- _TO BE DONE_: Locate the word "level" in the material, then show every line that holds it.

Figure data in JSON:
* * * * *
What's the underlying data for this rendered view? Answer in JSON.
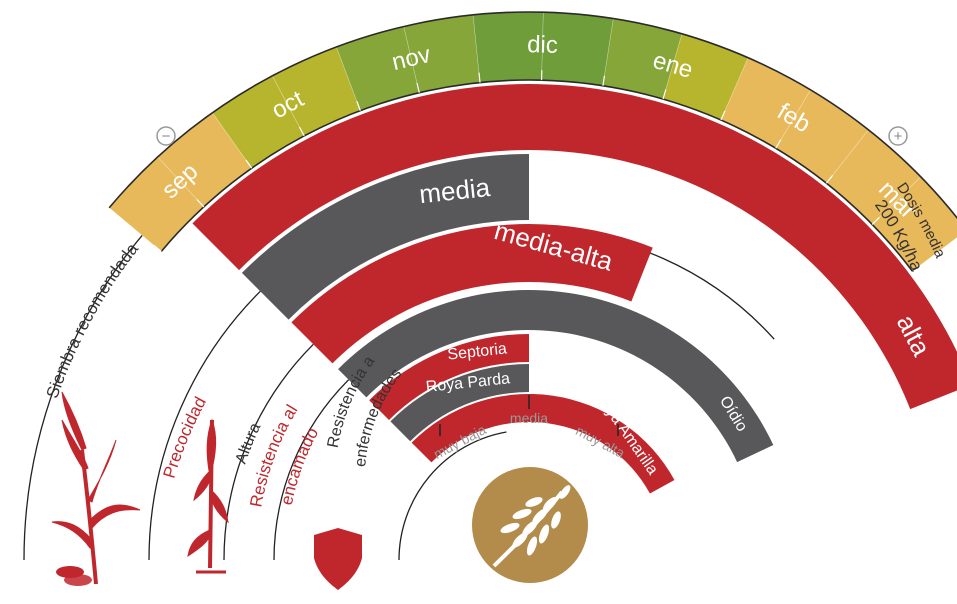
{
  "months": {
    "labels": [
      "sep",
      "oct",
      "nov",
      "dic",
      "ene",
      "feb",
      "mar"
    ],
    "segment_colors": [
      "#e8b95a",
      "#e8b95a",
      "#b7b52e",
      "#b7b52e",
      "#86a63a",
      "#86a63a",
      "#6e9d3a",
      "#6e9d3a",
      "#86a63a",
      "#b7b52e",
      "#e8b95a",
      "#e8b95a",
      "#e8b95a",
      "#e8b95a"
    ],
    "minus_symbol": "−",
    "plus_symbol": "+"
  },
  "dose": {
    "line1": "Dosis media",
    "line2": "200 Kg/ha"
  },
  "bands": {
    "precocidad": {
      "title": "Precocidad",
      "value": "alta",
      "color": "#c0272d",
      "level": 0.88
    },
    "altura": {
      "title": "Altura",
      "value": "media",
      "color": "#58585a",
      "level": 0.5
    },
    "encamado": {
      "title_line1": "Resistencia al",
      "title_line2": "encamado",
      "value": "media-alta",
      "color": "#c0272d",
      "level": 0.62
    },
    "enfermedades": {
      "title_line1": "Resistencia a",
      "title_line2": "enfermedades",
      "items": [
        {
          "name": "Oídio",
          "color": "#58585a",
          "level": 0.86
        },
        {
          "name": "Septoria",
          "color": "#c0272d",
          "level": 0.5
        },
        {
          "name": "Roya Parda",
          "color": "#58585a",
          "level": 0.5
        },
        {
          "name": "Roya Amarilla",
          "color": "#c0272d",
          "level": 0.84
        }
      ]
    }
  },
  "siembra": {
    "title": "Siembra recomendada"
  },
  "scale": {
    "low": "muy baja",
    "mid": "media",
    "high": "muy alta"
  },
  "colors": {
    "red": "#c0272d",
    "gray": "#58585a",
    "gold": "#b38b4a",
    "line": "#222222"
  }
}
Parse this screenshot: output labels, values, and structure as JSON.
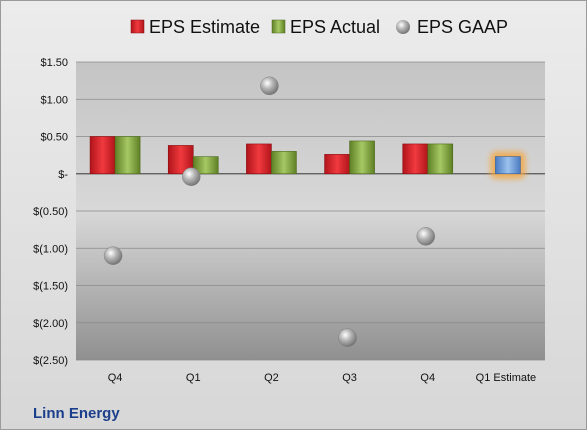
{
  "chart_data": {
    "type": "bar",
    "company": "Linn Energy",
    "categories": [
      "Q4",
      "Q1",
      "Q2",
      "Q3",
      "Q4",
      "Q1 Estimate"
    ],
    "y_tick_labels": [
      "$1.50",
      "$1.00",
      "$0.50",
      "$-",
      "$(0.50)",
      "$(1.00)",
      "$(1.50)",
      "$(2.00)",
      "$(2.50)"
    ],
    "y_ticks": [
      1.5,
      1.0,
      0.5,
      0,
      -0.5,
      -1.0,
      -1.5,
      -2.0,
      -2.5
    ],
    "ylim": [
      -2.5,
      1.5
    ],
    "grid": true,
    "legend_position": "top",
    "series": [
      {
        "name": "EPS Estimate",
        "kind": "bar",
        "color": "#e8262e",
        "values": [
          0.5,
          0.38,
          0.4,
          0.26,
          0.4,
          null
        ]
      },
      {
        "name": "EPS Actual",
        "kind": "bar",
        "color": "#8db04a",
        "values": [
          0.5,
          0.23,
          0.3,
          0.44,
          0.4,
          null
        ]
      },
      {
        "name": "EPS GAAP",
        "kind": "marker",
        "color": "#aaaaaa",
        "values": [
          -1.1,
          -0.04,
          1.18,
          -2.2,
          -0.84,
          null
        ]
      },
      {
        "name": "Q1 Estimate",
        "kind": "bar",
        "color": "#7aa8e0",
        "values": [
          null,
          null,
          null,
          null,
          null,
          0.23
        ]
      }
    ]
  }
}
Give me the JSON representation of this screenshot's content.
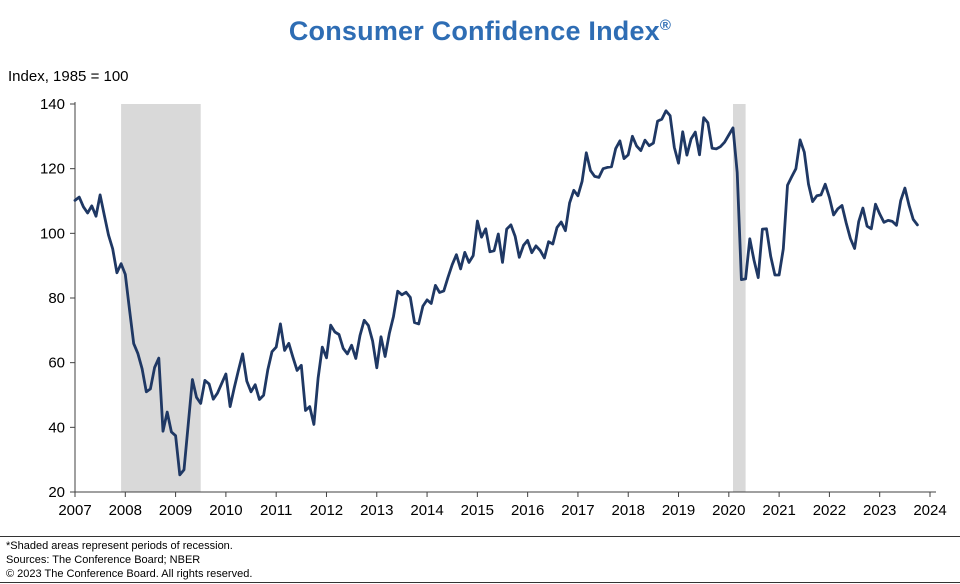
* * * * *
- _EXPECTED ANSWER_:
      "level": 0.88
      "level": 0.5
      "level": 0.62
          "level": 0.86
          "level": 0.5
          "level": 0.5
          "level": 0.84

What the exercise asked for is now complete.